Write the data out again in full, with no departure from the original.

* _Extracted records_:
•••••

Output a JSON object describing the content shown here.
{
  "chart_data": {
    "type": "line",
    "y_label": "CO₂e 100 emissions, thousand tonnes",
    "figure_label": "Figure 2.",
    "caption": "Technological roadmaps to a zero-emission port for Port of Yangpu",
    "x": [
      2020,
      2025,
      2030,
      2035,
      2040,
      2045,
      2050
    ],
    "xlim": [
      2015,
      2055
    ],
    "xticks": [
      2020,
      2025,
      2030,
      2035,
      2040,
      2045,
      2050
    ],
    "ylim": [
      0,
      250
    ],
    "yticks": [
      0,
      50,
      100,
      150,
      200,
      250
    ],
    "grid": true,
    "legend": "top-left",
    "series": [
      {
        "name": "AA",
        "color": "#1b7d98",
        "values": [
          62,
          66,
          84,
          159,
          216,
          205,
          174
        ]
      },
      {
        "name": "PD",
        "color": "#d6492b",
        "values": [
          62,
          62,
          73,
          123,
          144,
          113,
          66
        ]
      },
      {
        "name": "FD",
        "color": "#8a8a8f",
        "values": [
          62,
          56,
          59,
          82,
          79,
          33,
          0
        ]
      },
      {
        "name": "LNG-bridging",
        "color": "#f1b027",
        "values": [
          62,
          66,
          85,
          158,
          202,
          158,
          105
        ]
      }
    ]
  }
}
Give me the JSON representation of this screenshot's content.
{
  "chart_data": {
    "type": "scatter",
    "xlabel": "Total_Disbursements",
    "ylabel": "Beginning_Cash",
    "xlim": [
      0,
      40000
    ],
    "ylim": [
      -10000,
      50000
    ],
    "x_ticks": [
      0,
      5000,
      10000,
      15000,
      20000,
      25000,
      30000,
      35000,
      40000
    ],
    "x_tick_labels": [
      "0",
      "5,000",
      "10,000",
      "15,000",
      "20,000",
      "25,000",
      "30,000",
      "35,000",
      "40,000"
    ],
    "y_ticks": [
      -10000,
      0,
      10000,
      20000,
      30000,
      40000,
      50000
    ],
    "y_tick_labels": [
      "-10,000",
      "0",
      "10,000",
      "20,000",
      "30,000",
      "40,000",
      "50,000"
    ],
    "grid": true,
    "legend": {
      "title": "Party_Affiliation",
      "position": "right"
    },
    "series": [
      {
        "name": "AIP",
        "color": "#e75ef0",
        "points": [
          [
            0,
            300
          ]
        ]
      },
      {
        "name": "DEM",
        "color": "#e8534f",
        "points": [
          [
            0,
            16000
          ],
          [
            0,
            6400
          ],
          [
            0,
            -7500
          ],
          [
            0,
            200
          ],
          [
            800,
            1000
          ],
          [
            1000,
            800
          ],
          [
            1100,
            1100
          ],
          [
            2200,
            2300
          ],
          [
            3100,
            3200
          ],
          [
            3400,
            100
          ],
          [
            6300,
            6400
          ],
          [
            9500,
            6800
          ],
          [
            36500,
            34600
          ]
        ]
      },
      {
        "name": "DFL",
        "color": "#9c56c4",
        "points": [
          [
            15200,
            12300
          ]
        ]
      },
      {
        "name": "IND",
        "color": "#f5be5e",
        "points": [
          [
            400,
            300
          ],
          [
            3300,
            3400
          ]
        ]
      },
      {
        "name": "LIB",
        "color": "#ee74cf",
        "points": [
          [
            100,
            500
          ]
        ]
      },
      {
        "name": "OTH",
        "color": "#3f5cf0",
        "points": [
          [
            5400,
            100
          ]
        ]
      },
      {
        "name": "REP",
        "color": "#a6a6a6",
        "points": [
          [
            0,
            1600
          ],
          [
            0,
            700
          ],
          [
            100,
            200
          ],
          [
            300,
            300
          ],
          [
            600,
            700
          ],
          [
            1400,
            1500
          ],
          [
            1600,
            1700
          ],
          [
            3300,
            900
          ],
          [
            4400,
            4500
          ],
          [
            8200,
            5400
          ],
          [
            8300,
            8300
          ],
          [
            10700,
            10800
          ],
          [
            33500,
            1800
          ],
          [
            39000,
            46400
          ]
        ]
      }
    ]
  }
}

•••••

* _Complete response_:
Output a JSON object describing the content shown here.
{
  "chart_data": {
    "type": "line",
    "y_label": "CO₂e 100 emissions, thousand tonnes",
    "figure_label": "Figure 2.",
    "caption": "Technological roadmaps to a zero-emission port for Port of Yangpu",
    "x": [
      2020,
      2025,
      2030,
      2035,
      2040,
      2045,
      2050
    ],
    "xlim": [
      2015,
      2055
    ],
    "xticks": [
      2020,
      2025,
      2030,
      2035,
      2040,
      2045,
      2050
    ],
    "ylim": [
      0,
      250
    ],
    "yticks": [
      0,
      50,
      100,
      150,
      200,
      250
    ],
    "grid": true,
    "legend": "top-left",
    "series": [
      {
        "name": "AA",
        "color": "#1b7d98",
        "values": [
          62,
          66,
          84,
          159,
          216,
          205,
          174
        ]
      },
      {
        "name": "PD",
        "color": "#d6492b",
        "values": [
          62,
          62,
          73,
          123,
          144,
          113,
          66
        ]
      },
      {
        "name": "FD",
        "color": "#8a8a8f",
        "values": [
          62,
          56,
          59,
          82,
          79,
          33,
          0
        ]
      },
      {
        "name": "LNG-bridging",
        "color": "#f1b027",
        "values": [
          62,
          66,
          85,
          158,
          202,
          158,
          105
        ]
      }
    ]
  }
}
Give me the JSON representation of this screenshot's content.
{
  "chart_data": {
    "type": "scatter",
    "xlabel": "Total_Disbursements",
    "ylabel": "Beginning_Cash",
    "xlim": [
      0,
      40000
    ],
    "ylim": [
      -10000,
      50000
    ],
    "x_ticks": [
      0,
      5000,
      10000,
      15000,
      20000,
      25000,
      30000,
      35000,
      40000
    ],
    "x_tick_labels": [
      "0",
      "5,000",
      "10,000",
      "15,000",
      "20,000",
      "25,000",
      "30,000",
      "35,000",
      "40,000"
    ],
    "y_ticks": [
      -10000,
      0,
      10000,
      20000,
      30000,
      40000,
      50000
    ],
    "y_tick_labels": [
      "-10,000",
      "0",
      "10,000",
      "20,000",
      "30,000",
      "40,000",
      "50,000"
    ],
    "grid": true,
    "legend": {
      "title": "Party_Affiliation",
      "position": "right"
    },
    "series": [
      {
        "name": "AIP",
        "color": "#e75ef0",
        "points": [
          [
            0,
            300
          ]
        ]
      },
      {
        "name": "DEM",
        "color": "#e8534f",
        "points": [
          [
            0,
            16000
          ],
          [
            0,
            6400
          ],
          [
            0,
            -7500
          ],
          [
            0,
            200
          ],
          [
            800,
            1000
          ],
          [
            1000,
            800
          ],
          [
            1100,
            1100
          ],
          [
            2200,
            2300
          ],
          [
            3100,
            3200
          ],
          [
            3400,
            100
          ],
          [
            6300,
            6400
          ],
          [
            9500,
            6800
          ],
          [
            36500,
            34600
          ]
        ]
      },
      {
        "name": "DFL",
        "color": "#9c56c4",
        "points": [
          [
            15200,
            12300
          ]
        ]
      },
      {
        "name": "IND",
        "color": "#f5be5e",
        "points": [
          [
            400,
            300
          ],
          [
            3300,
            3400
          ]
        ]
      },
      {
        "name": "LIB",
        "color": "#ee74cf",
        "points": [
          [
            100,
            500
          ]
        ]
      },
      {
        "name": "OTH",
        "color": "#3f5cf0",
        "points": [
          [
            5400,
            100
          ]
        ]
      },
      {
        "name": "REP",
        "color": "#a6a6a6",
        "points": [
          [
            0,
            1600
          ],
          [
            0,
            700
          ],
          [
            100,
            200
          ],
          [
            300,
            300
          ],
          [
            600,
            700
          ],
          [
            1400,
            1500
          ],
          [
            1600,
            1700
          ],
          [
            3300,
            900
          ],
          [
            4400,
            4500
          ],
          [
            8200,
            5400
          ],
          [
            8300,
            8300
          ],
          [
            10700,
            10800
          ],
          [
            33500,
            1800
          ],
          [
            39000,
            46400
          ]
        ]
      }
    ]
  }
}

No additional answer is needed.